PROBLEM DESCRIPTION
Pictures do not belong in the copy. Return all of the entries exactly.

DATA LINES
■ ■ ■
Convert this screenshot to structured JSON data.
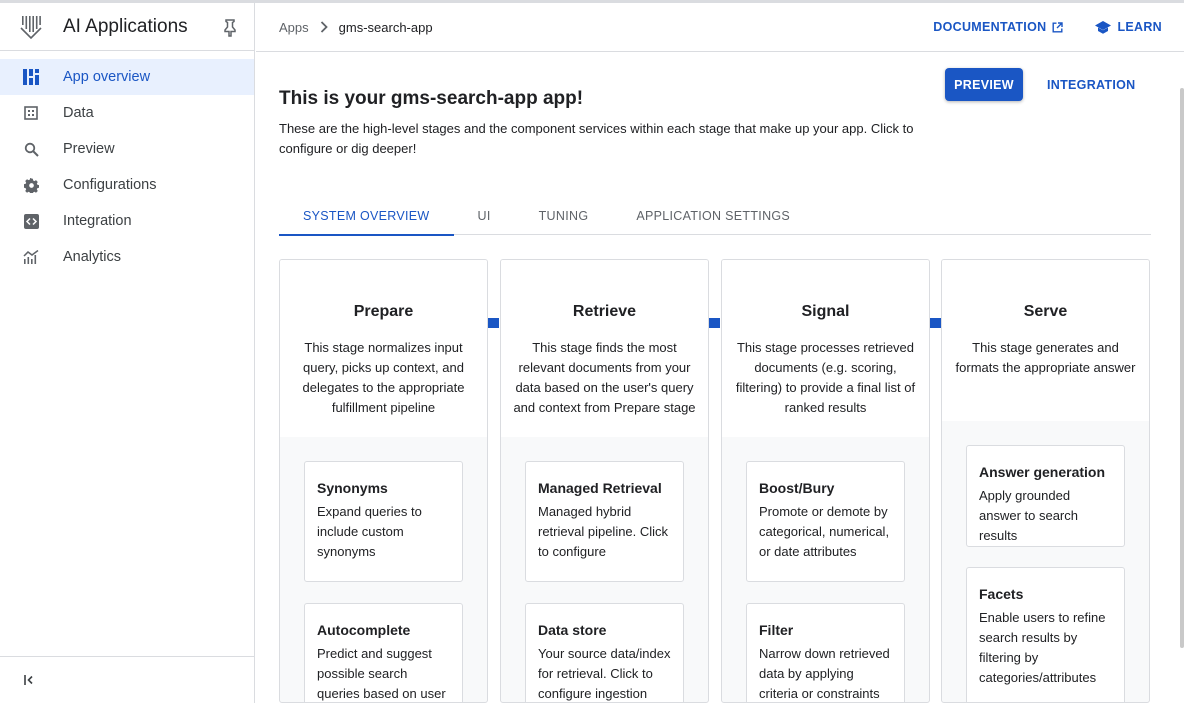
{
  "app": {
    "title": "AI Applications"
  },
  "sidebar": {
    "items": [
      {
        "label": "App overview",
        "icon": "dashboard-icon",
        "active": true
      },
      {
        "label": "Data",
        "icon": "data-icon"
      },
      {
        "label": "Preview",
        "icon": "search-icon"
      },
      {
        "label": "Configurations",
        "icon": "gear-icon"
      },
      {
        "label": "Integration",
        "icon": "code-icon"
      },
      {
        "label": "Analytics",
        "icon": "analytics-icon"
      }
    ]
  },
  "breadcrumb": {
    "root": "Apps",
    "current": "gms-search-app"
  },
  "header_links": {
    "documentation": "DOCUMENTATION",
    "learn": "LEARN"
  },
  "page": {
    "title": "This is your gms-search-app app!",
    "description": "These are the high-level stages and the component services within each stage that make up your app. Click to configure or dig deeper!",
    "preview_button": "PREVIEW",
    "integration_button": "INTEGRATION"
  },
  "tabs": [
    "SYSTEM OVERVIEW",
    "UI",
    "TUNING",
    "APPLICATION SETTINGS"
  ],
  "stages": [
    {
      "name": "Prepare",
      "description": "This stage normalizes input query, picks up context, and delegates to the appropriate fulfillment pipeline",
      "services": [
        {
          "name": "Synonyms",
          "description": "Expand queries to include custom synonyms"
        },
        {
          "name": "Autocomplete",
          "description": "Predict and suggest possible search queries based on user input"
        }
      ]
    },
    {
      "name": "Retrieve",
      "description": "This stage finds the most relevant documents from your data based on the user's query and context from Prepare stage",
      "services": [
        {
          "name": "Managed Retrieval",
          "description": "Managed hybrid retrieval pipeline. Click to configure"
        },
        {
          "name": "Data store",
          "description": "Your source data/index for retrieval. Click to configure ingestion"
        }
      ]
    },
    {
      "name": "Signal",
      "description": "This stage processes retrieved documents (e.g. scoring, filtering) to provide a final list of ranked results",
      "services": [
        {
          "name": "Boost/Bury",
          "description": "Promote or demote by categorical, numerical, or date attributes"
        },
        {
          "name": "Filter",
          "description": "Narrow down retrieved data by applying criteria or constraints"
        }
      ]
    },
    {
      "name": "Serve",
      "description": "This stage generates and formats the appropriate answer",
      "services": [
        {
          "name": "Answer generation",
          "description": "Apply grounded answer to search results"
        },
        {
          "name": "Facets",
          "description": "Enable users to refine search results by filtering by categories/attributes"
        }
      ]
    }
  ],
  "colors": {
    "accent": "#1a56c4",
    "active_bg": "#e8f0fe"
  }
}
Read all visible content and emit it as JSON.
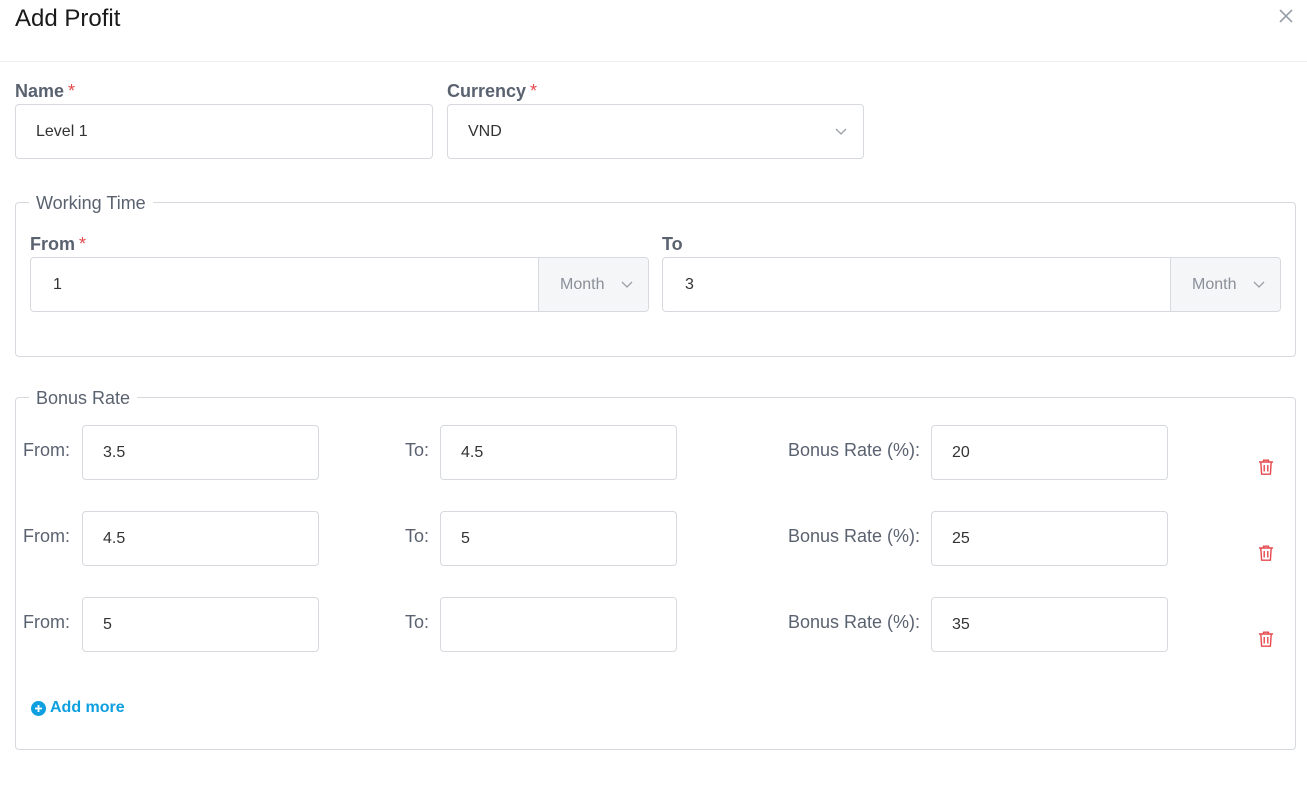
■ ■ ■
THE REPLY
Convert this screenshot to structured JSON data.
{
  "app": {
    "title": "AI Applications"
  },
  "sidebar": {
    "items": [
      {
        "label": "App overview",
        "icon": "dashboard-icon",
        "active": true
      },
      {
        "label": "Data",
        "icon": "data-icon"
      },
      {
        "label": "Preview",
        "icon": "search-icon"
      },
      {
        "label": "Configurations",
        "icon": "gear-icon"
      },
      {
        "label": "Integration",
        "icon": "code-icon"
      },
      {
        "label": "Analytics",
        "icon": "analytics-icon"
      }
    ]
  },
  "breadcrumb": {
    "root": "Apps",
    "current": "gms-search-app"
  },
  "header_links": {
    "documentation": "DOCUMENTATION",
    "learn": "LEARN"
  },
  "page": {
    "title": "This is your gms-search-app app!",
    "description": "These are the high-level stages and the component services within each stage that make up your app. Click to configure or dig deeper!",
    "preview_button": "PREVIEW",
    "integration_button": "INTEGRATION"
  },
  "tabs": [
    "SYSTEM OVERVIEW",
    "UI",
    "TUNING",
    "APPLICATION SETTINGS"
  ],
  "stages": [
    {
      "name": "Prepare",
      "description": "This stage normalizes input query, picks up context, and delegates to the appropriate fulfillment pipeline",
      "services": [
        {
          "name": "Synonyms",
          "description": "Expand queries to include custom synonyms"
        },
        {
          "name": "Autocomplete",
          "description": "Predict and suggest possible search queries based on user input"
        }
      ]
    },
    {
      "name": "Retrieve",
      "description": "This stage finds the most relevant documents from your data based on the user's query and context from Prepare stage",
      "services": [
        {
          "name": "Managed Retrieval",
          "description": "Managed hybrid retrieval pipeline. Click to configure"
        },
        {
          "name": "Data store",
          "description": "Your source data/index for retrieval. Click to configure ingestion"
        }
      ]
    },
    {
      "name": "Signal",
      "description": "This stage processes retrieved documents (e.g. scoring, filtering) to provide a final list of ranked results",
      "services": [
        {
          "name": "Boost/Bury",
          "description": "Promote or demote by categorical, numerical, or date attributes"
        },
        {
          "name": "Filter",
          "description": "Narrow down retrieved data by applying criteria or constraints"
        }
      ]
    },
    {
      "name": "Serve",
      "description": "This stage generates and formats the appropriate answer",
      "services": [
        {
          "name": "Answer generation",
          "description": "Apply grounded answer to search results"
        },
        {
          "name": "Facets",
          "description": "Enable users to refine search results by filtering by categories/attributes"
        }
      ]
    }
  ],
  "colors": {
    "accent": "#1a56c4",
    "active_bg": "#e8f0fe"
  }
}
Read all visible content and emit it as JSON.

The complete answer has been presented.